··· Extracted entries
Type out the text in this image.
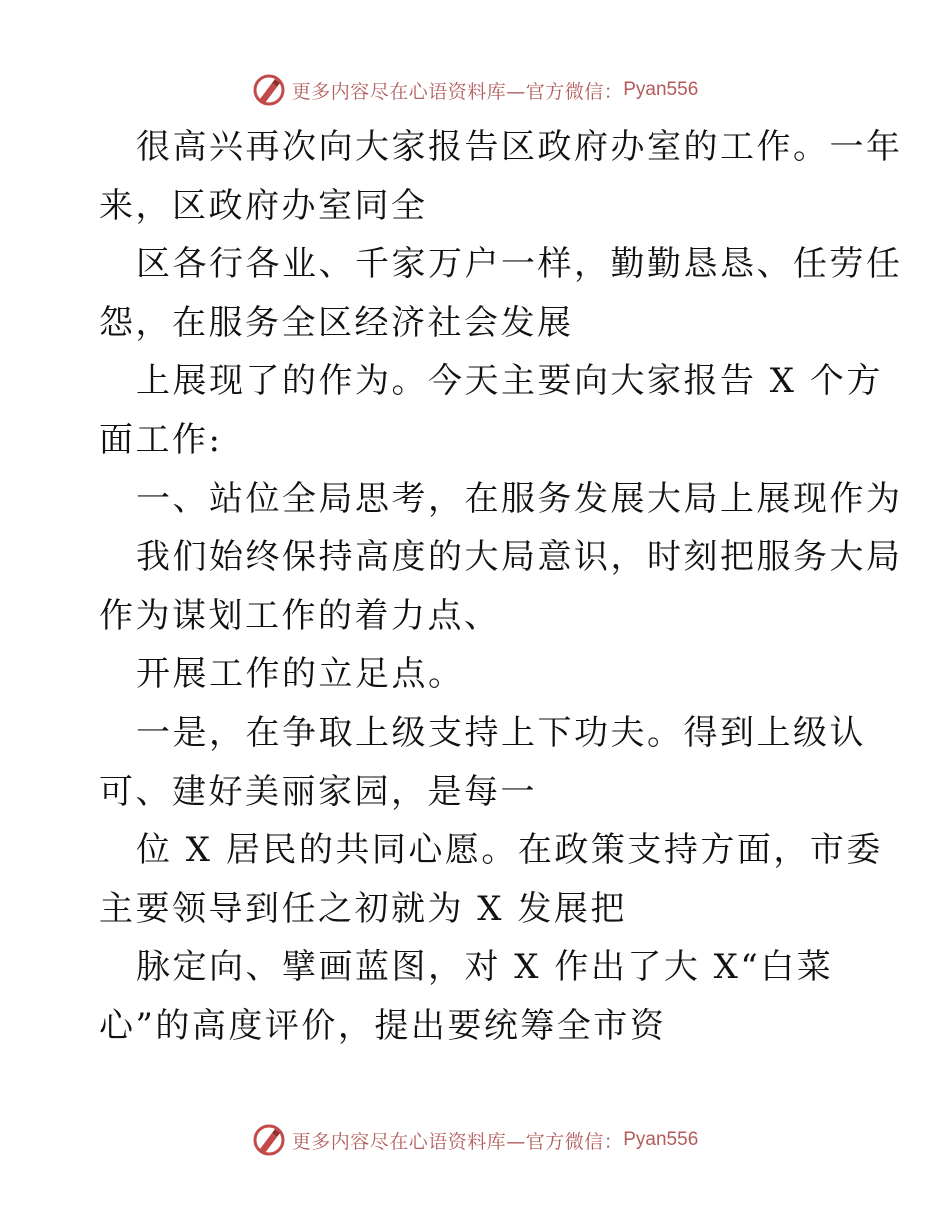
更多内容尽在心语资料库—官方微信： Pyan556
很高兴再次向大家报告区政府办室的工作。一年
来，区政府办室同全
区各行各业、千家万户一样，勤勤恳恳、任劳任
怨，在服务全区经济社会发展
上展现了的作为。今天主要向大家报告 X 个方
面工作:
一、站位全局思考，在服务发展大局上展现作为
我们始终保持高度的大局意识，时刻把服务大局
作为谋划工作的着力点、
开展工作的立足点。
一是，在争取上级支持上下功夫。得到上级认
可、建好美丽家园，是每一
位 X 居民的共同心愿。在政策支持方面，市委
主要领导到任之初就为 X 发展把
脉定向、擘画蓝图，对 X 作出了大 X“白菜
心”的高度评价，提出要统筹全市资
更多内容尽在心语资料库—官方微信： Pyan556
······
:: What you should do ::
Reproduce all the records verbatim, excluding images.

:: Full solution ::
Type out the text in this image.
更多内容尽在心语资料库—官方微信： Pyan556
很高兴再次向大家报告区政府办室的工作。一年
来，区政府办室同全
区各行各业、千家万户一样，勤勤恳恳、任劳任
怨，在服务全区经济社会发展
上展现了的作为。今天主要向大家报告 X 个方
面工作:
一、站位全局思考，在服务发展大局上展现作为
我们始终保持高度的大局意识，时刻把服务大局
作为谋划工作的着力点、
开展工作的立足点。
一是，在争取上级支持上下功夫。得到上级认
可、建好美丽家园，是每一
位 X 居民的共同心愿。在政策支持方面，市委
主要领导到任之初就为 X 发展把
脉定向、擘画蓝图，对 X 作出了大 X“白菜
心”的高度评价，提出要统筹全市资
更多内容尽在心语资料库—官方微信： Pyan556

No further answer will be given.